(Data records)
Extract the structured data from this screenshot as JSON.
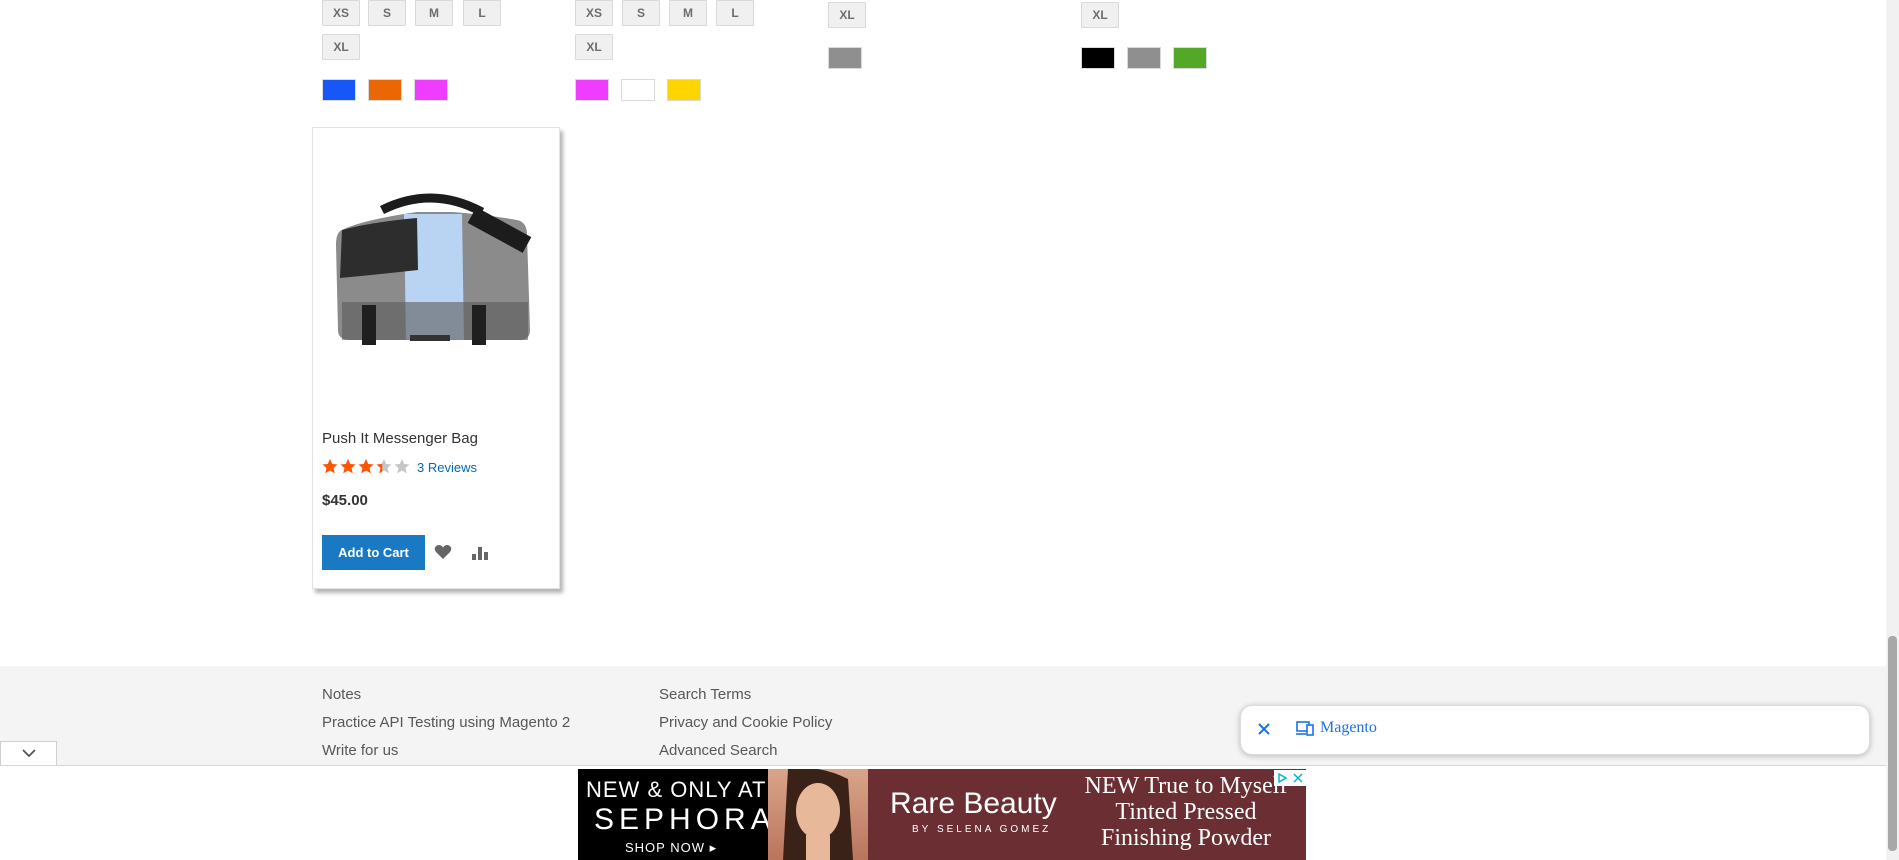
{
  "products_top": [
    {
      "sizes": [
        "XS",
        "S",
        "M",
        "L",
        "XL"
      ],
      "colors": [
        "#1857f7",
        "#eb6703",
        "#ef3dff"
      ]
    },
    {
      "sizes": [
        "XS",
        "S",
        "M",
        "L",
        "XL"
      ],
      "colors": [
        "#ef3dff",
        "#ffffff",
        "#ffd500"
      ]
    },
    {
      "sizes": [
        "XL"
      ],
      "colors": [
        "#8f8f8f"
      ]
    },
    {
      "sizes": [
        "XL"
      ],
      "colors": [
        "#000000",
        "#8f8f8f",
        "#53a828"
      ]
    }
  ],
  "product": {
    "name": "Push It Messenger Bag",
    "rating_percent": 67,
    "reviews": "3 Reviews",
    "price": "$45.00",
    "add_to_cart": "Add to Cart"
  },
  "footer": {
    "col1": [
      "Notes",
      "Practice API Testing using Magento 2",
      "Write for us"
    ],
    "col2": [
      "Search Terms",
      "Privacy and Cookie Policy",
      "Advanced Search"
    ]
  },
  "popup": {
    "label": "Magento"
  },
  "ad": {
    "line1": "NEW & ONLY AT",
    "line2": "SEPHORA",
    "line3": "SHOP NOW ▸",
    "brand": "Rare Beauty",
    "brand_sub": "BY SELENA GOMEZ",
    "headline": "NEW True to Myself Tinted Pressed Finishing Powder"
  },
  "colors": {
    "accent": "#1979c3",
    "star": "#ff5501",
    "link": "#006bb4"
  }
}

### EXERCISE DETAILS
Identify the lines in the entries above that contain "Magento", then copy them out.

### WRITTEN ANSWER
      "Practice API Testing using Magento 2",
    "label": "Magento"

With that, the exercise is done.